* [EXERCISE MATERIAL]:

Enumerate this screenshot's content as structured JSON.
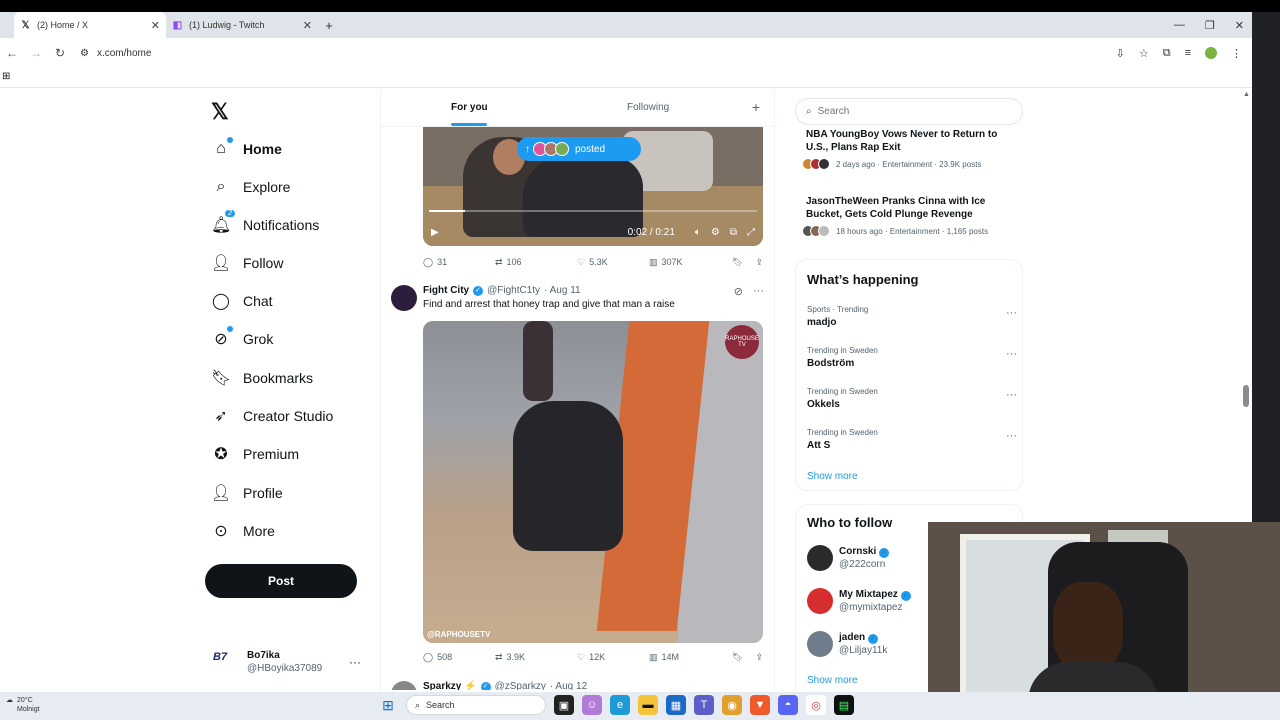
{
  "browser": {
    "tabs": [
      {
        "title": "(2) Home / X",
        "icon": "x-logo-icon",
        "active": true
      },
      {
        "title": "(1) Ludwig - Twitch",
        "icon": "twitch-icon",
        "active": false
      }
    ],
    "url": "x.com/home"
  },
  "nav": {
    "items": [
      {
        "label": "Home",
        "icon": "home-icon"
      },
      {
        "label": "Explore",
        "icon": "search-icon"
      },
      {
        "label": "Notifications",
        "icon": "bell-icon",
        "badge": "2"
      },
      {
        "label": "Follow",
        "icon": "person-plus-icon"
      },
      {
        "label": "Chat",
        "icon": "chat-icon"
      },
      {
        "label": "Grok",
        "icon": "grok-icon"
      },
      {
        "label": "Bookmarks",
        "icon": "bookmark-icon"
      },
      {
        "label": "Creator Studio",
        "icon": "rocket-icon"
      },
      {
        "label": "Premium",
        "icon": "verified-icon"
      },
      {
        "label": "Profile",
        "icon": "person-icon"
      },
      {
        "label": "More",
        "icon": "more-circle-icon"
      }
    ],
    "post_label": "Post",
    "account": {
      "name": "Bo7ika",
      "handle": "@HBoyika37089",
      "avatar_text": "B7"
    }
  },
  "feed": {
    "tabs": [
      "For you",
      "Following"
    ],
    "posted_pill": "posted",
    "video": {
      "time": "0:02 / 0:21",
      "progress": 0.11
    },
    "post1_actions": {
      "replies": "31",
      "reposts": "106",
      "likes": "5.3K",
      "views": "307K"
    },
    "post2": {
      "author": "Fight City",
      "handle": "@FightC1ty",
      "date": "· Aug 11",
      "text": "Find and arrest that honey trap and give that man a raise",
      "watermark": "@RAPHOUSETV",
      "logo_text": "RAPHOUSE TV",
      "actions": {
        "replies": "508",
        "reposts": "3.9K",
        "likes": "12K",
        "views": "14M"
      }
    },
    "post3": {
      "author": "Sparkzy ⚡",
      "handle": "@zSparkzy",
      "date": "· Aug 12"
    }
  },
  "sidebar": {
    "search_placeholder": "Search",
    "news": [
      {
        "headline": "NBA YoungBoy Vows Never to Return to U.S., Plans Rap Exit",
        "meta": "2 days ago · Entertainment · 23.9K posts"
      },
      {
        "headline": "JasonTheWeen Pranks Cinna with Ice Bucket, Gets Cold Plunge Revenge",
        "meta": "18 hours ago · Entertainment · 1,165 posts"
      }
    ],
    "happening_title": "What’s happening",
    "trends": [
      {
        "context": "Sports · Trending",
        "name": "madjo"
      },
      {
        "context": "Trending in Sweden",
        "name": "Bodström"
      },
      {
        "context": "Trending in Sweden",
        "name": "Okkels"
      },
      {
        "context": "Trending in Sweden",
        "name": "Att S"
      }
    ],
    "show_more": "Show more",
    "wtf_title": "Who to follow",
    "who_to_follow": [
      {
        "name": "Cornski",
        "handle": "@222corn",
        "color": "#2b2b2b"
      },
      {
        "name": "My Mixtapez",
        "handle": "@mymixtapez",
        "color": "#d62e2e"
      },
      {
        "name": "jaden",
        "handle": "@Liljay11k",
        "color": "#6f7c8b"
      }
    ],
    "wtf_show_more": "Show more"
  },
  "taskbar": {
    "temp": "20°C",
    "weather_text": "Molnigt",
    "search_label": "Search"
  }
}
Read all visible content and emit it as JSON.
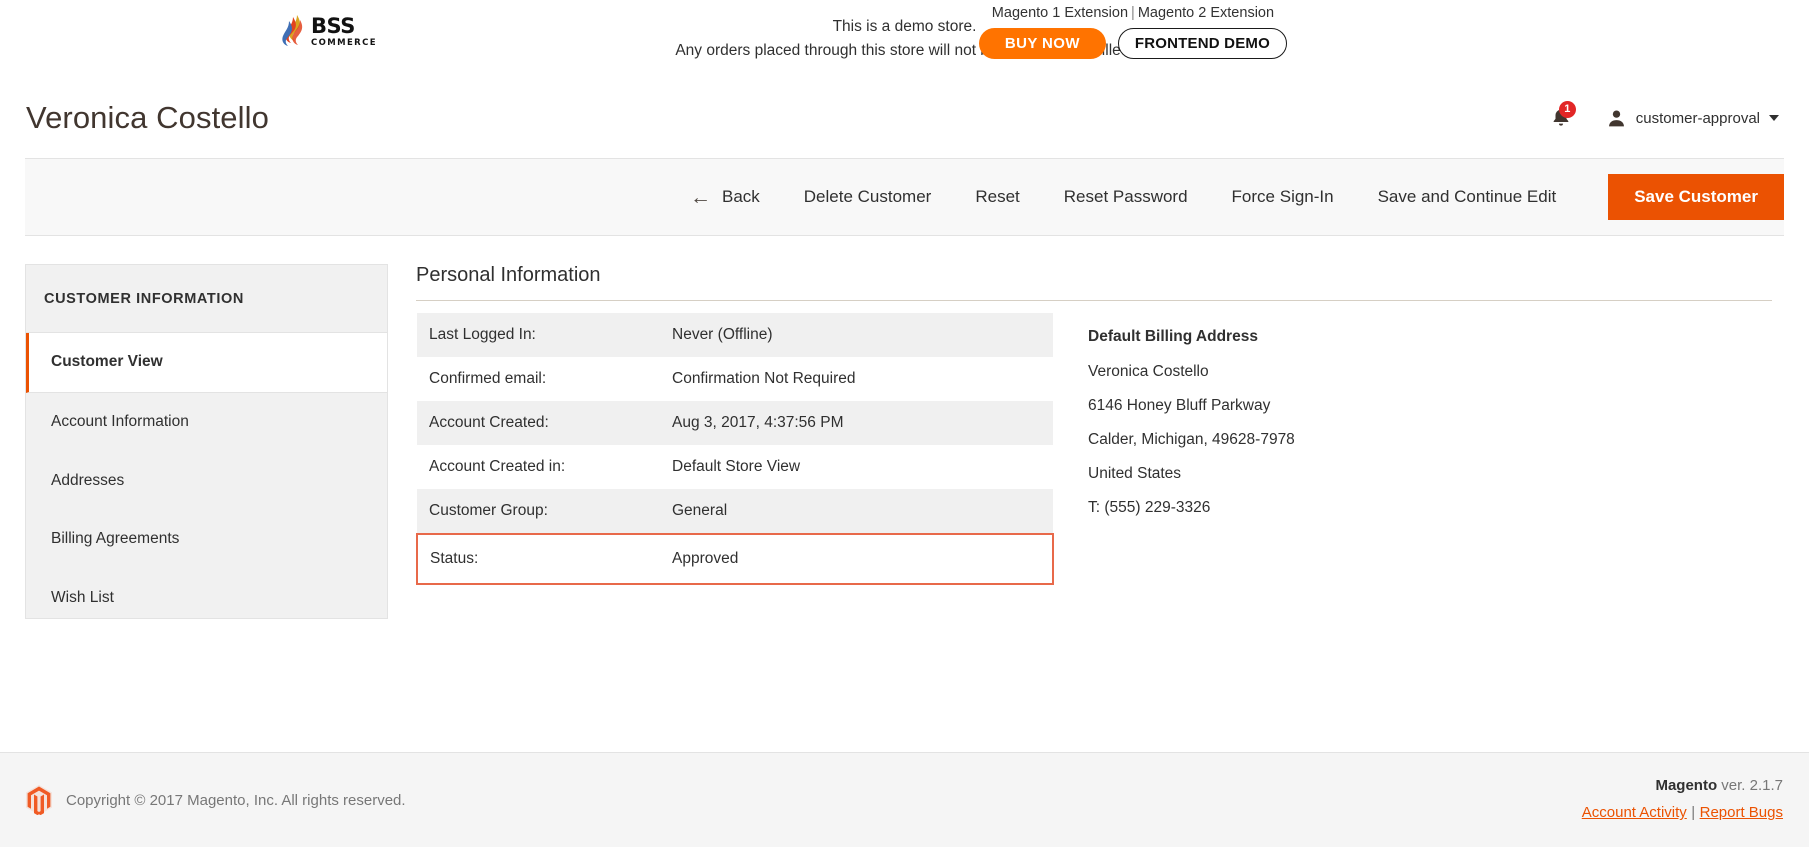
{
  "promo": {
    "logo_main": "BSS",
    "logo_sub": "COMMERCE",
    "demo_line1": "This is a demo store.",
    "demo_line2": "Any orders placed through this store will not be honored or fulfilled.",
    "ext_link_1": "Magento 1 Extension",
    "ext_sep": "|",
    "ext_link_2": "Magento 2 Extension",
    "buy_now": "BUY NOW",
    "frontend_demo": "FRONTEND DEMO",
    "accent_orange": "#ff7300"
  },
  "header": {
    "title": "Veronica Costello",
    "notification_count": "1",
    "user_name": "customer-approval"
  },
  "toolbar": {
    "back": "Back",
    "back_icon": "←",
    "delete_customer": "Delete Customer",
    "reset": "Reset",
    "reset_password": "Reset Password",
    "force_sign_in": "Force Sign-In",
    "save_and_continue": "Save and Continue Edit",
    "save_customer": "Save Customer",
    "primary_color": "#eb5202"
  },
  "sidebar": {
    "title": "CUSTOMER INFORMATION",
    "items": [
      {
        "label": "Customer View",
        "active": true
      },
      {
        "label": "Account Information",
        "active": false
      },
      {
        "label": "Addresses",
        "active": false
      },
      {
        "label": "Billing Agreements",
        "active": false
      },
      {
        "label": "Wish List",
        "active": false
      }
    ]
  },
  "main": {
    "section_title": "Personal Information",
    "rows": [
      {
        "label": "Last Logged In:",
        "value": "Never (Offline)"
      },
      {
        "label": "Confirmed email:",
        "value": "Confirmation Not Required"
      },
      {
        "label": "Account Created:",
        "value": "Aug 3, 2017, 4:37:56 PM"
      },
      {
        "label": "Account Created in:",
        "value": "Default Store View"
      },
      {
        "label": "Customer Group:",
        "value": "General"
      },
      {
        "label": "Status:",
        "value": "Approved"
      }
    ],
    "highlight_color": "#e8694a",
    "billing": {
      "title": "Default Billing Address",
      "lines": [
        "Veronica Costello",
        "6146 Honey Bluff Parkway",
        "Calder, Michigan, 49628-7978",
        "United States",
        "T: (555) 229-3326"
      ]
    }
  },
  "footer": {
    "copyright": "Copyright © 2017 Magento, Inc. All rights reserved.",
    "version_brand": "Magento",
    "version_text": " ver. 2.1.7",
    "account_activity": "Account Activity",
    "link_sep": "|",
    "report_bugs": "Report Bugs"
  }
}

* [STATED PROBLEM]:
Leave out the pictures and give the listing above again exactly.

* [RESULT BELOW]:
Enumerate this screenshot's content as structured JSON.
{
  "browser": {
    "tabs": [
      {
        "title": "(2) Home / X",
        "icon": "x-logo-icon",
        "active": true
      },
      {
        "title": "(1) Ludwig - Twitch",
        "icon": "twitch-icon",
        "active": false
      }
    ],
    "url": "x.com/home"
  },
  "nav": {
    "items": [
      {
        "label": "Home",
        "icon": "home-icon"
      },
      {
        "label": "Explore",
        "icon": "search-icon"
      },
      {
        "label": "Notifications",
        "icon": "bell-icon",
        "badge": "2"
      },
      {
        "label": "Follow",
        "icon": "person-plus-icon"
      },
      {
        "label": "Chat",
        "icon": "chat-icon"
      },
      {
        "label": "Grok",
        "icon": "grok-icon"
      },
      {
        "label": "Bookmarks",
        "icon": "bookmark-icon"
      },
      {
        "label": "Creator Studio",
        "icon": "rocket-icon"
      },
      {
        "label": "Premium",
        "icon": "verified-icon"
      },
      {
        "label": "Profile",
        "icon": "person-icon"
      },
      {
        "label": "More",
        "icon": "more-circle-icon"
      }
    ],
    "post_label": "Post",
    "account": {
      "name": "Bo7ika",
      "handle": "@HBoyika37089",
      "avatar_text": "B7"
    }
  },
  "feed": {
    "tabs": [
      "For you",
      "Following"
    ],
    "posted_pill": "posted",
    "video": {
      "time": "0:02 / 0:21",
      "progress": 0.11
    },
    "post1_actions": {
      "replies": "31",
      "reposts": "106",
      "likes": "5.3K",
      "views": "307K"
    },
    "post2": {
      "author": "Fight City",
      "handle": "@FightC1ty",
      "date": "· Aug 11",
      "text": "Find and arrest that honey trap and give that man a raise",
      "watermark": "@RAPHOUSETV",
      "logo_text": "RAPHOUSE TV",
      "actions": {
        "replies": "508",
        "reposts": "3.9K",
        "likes": "12K",
        "views": "14M"
      }
    },
    "post3": {
      "author": "Sparkzy ⚡",
      "handle": "@zSparkzy",
      "date": "· Aug 12"
    }
  },
  "sidebar": {
    "search_placeholder": "Search",
    "news": [
      {
        "headline": "NBA YoungBoy Vows Never to Return to U.S., Plans Rap Exit",
        "meta": "2 days ago · Entertainment · 23.9K posts"
      },
      {
        "headline": "JasonTheWeen Pranks Cinna with Ice Bucket, Gets Cold Plunge Revenge",
        "meta": "18 hours ago · Entertainment · 1,165 posts"
      }
    ],
    "happening_title": "What’s happening",
    "trends": [
      {
        "context": "Sports · Trending",
        "name": "madjo"
      },
      {
        "context": "Trending in Sweden",
        "name": "Bodström"
      },
      {
        "context": "Trending in Sweden",
        "name": "Okkels"
      },
      {
        "context": "Trending in Sweden",
        "name": "Att S"
      }
    ],
    "show_more": "Show more",
    "wtf_title": "Who to follow",
    "who_to_follow": [
      {
        "name": "Cornski",
        "handle": "@222corn",
        "color": "#2b2b2b"
      },
      {
        "name": "My Mixtapez",
        "handle": "@mymixtapez",
        "color": "#d62e2e"
      },
      {
        "name": "jaden",
        "handle": "@Liljay11k",
        "color": "#6f7c8b"
      }
    ],
    "wtf_show_more": "Show more"
  },
  "taskbar": {
    "temp": "20°C",
    "weather_text": "Molnigt",
    "search_label": "Search"
  }
}
Read all visible content and emit it as JSON.
{
  "promo": {
    "logo_main": "BSS",
    "logo_sub": "COMMERCE",
    "demo_line1": "This is a demo store.",
    "demo_line2": "Any orders placed through this store will not be honored or fulfilled.",
    "ext_link_1": "Magento 1 Extension",
    "ext_sep": "|",
    "ext_link_2": "Magento 2 Extension",
    "buy_now": "BUY NOW",
    "frontend_demo": "FRONTEND DEMO",
    "accent_orange": "#ff7300"
  },
  "header": {
    "title": "Veronica Costello",
    "notification_count": "1",
    "user_name": "customer-approval"
  },
  "toolbar": {
    "back": "Back",
    "back_icon": "←",
    "delete_customer": "Delete Customer",
    "reset": "Reset",
    "reset_password": "Reset Password",
    "force_sign_in": "Force Sign-In",
    "save_and_continue": "Save and Continue Edit",
    "save_customer": "Save Customer",
    "primary_color": "#eb5202"
  },
  "sidebar": {
    "title": "CUSTOMER INFORMATION",
    "items": [
      {
        "label": "Customer View",
        "active": true
      },
      {
        "label": "Account Information",
        "active": false
      },
      {
        "label": "Addresses",
        "active": false
      },
      {
        "label": "Billing Agreements",
        "active": false
      },
      {
        "label": "Wish List",
        "active": false
      }
    ]
  },
  "main": {
    "section_title": "Personal Information",
    "rows": [
      {
        "label": "Last Logged In:",
        "value": "Never (Offline)"
      },
      {
        "label": "Confirmed email:",
        "value": "Confirmation Not Required"
      },
      {
        "label": "Account Created:",
        "value": "Aug 3, 2017, 4:37:56 PM"
      },
      {
        "label": "Account Created in:",
        "value": "Default Store View"
      },
      {
        "label": "Customer Group:",
        "value": "General"
      },
      {
        "label": "Status:",
        "value": "Approved"
      }
    ],
    "highlight_color": "#e8694a",
    "billing": {
      "title": "Default Billing Address",
      "lines": [
        "Veronica Costello",
        "6146 Honey Bluff Parkway",
        "Calder, Michigan, 49628-7978",
        "United States",
        "T: (555) 229-3326"
      ]
    }
  },
  "footer": {
    "copyright": "Copyright © 2017 Magento, Inc. All rights reserved.",
    "version_brand": "Magento",
    "version_text": " ver. 2.1.7",
    "account_activity": "Account Activity",
    "link_sep": "|",
    "report_bugs": "Report Bugs"
  }
}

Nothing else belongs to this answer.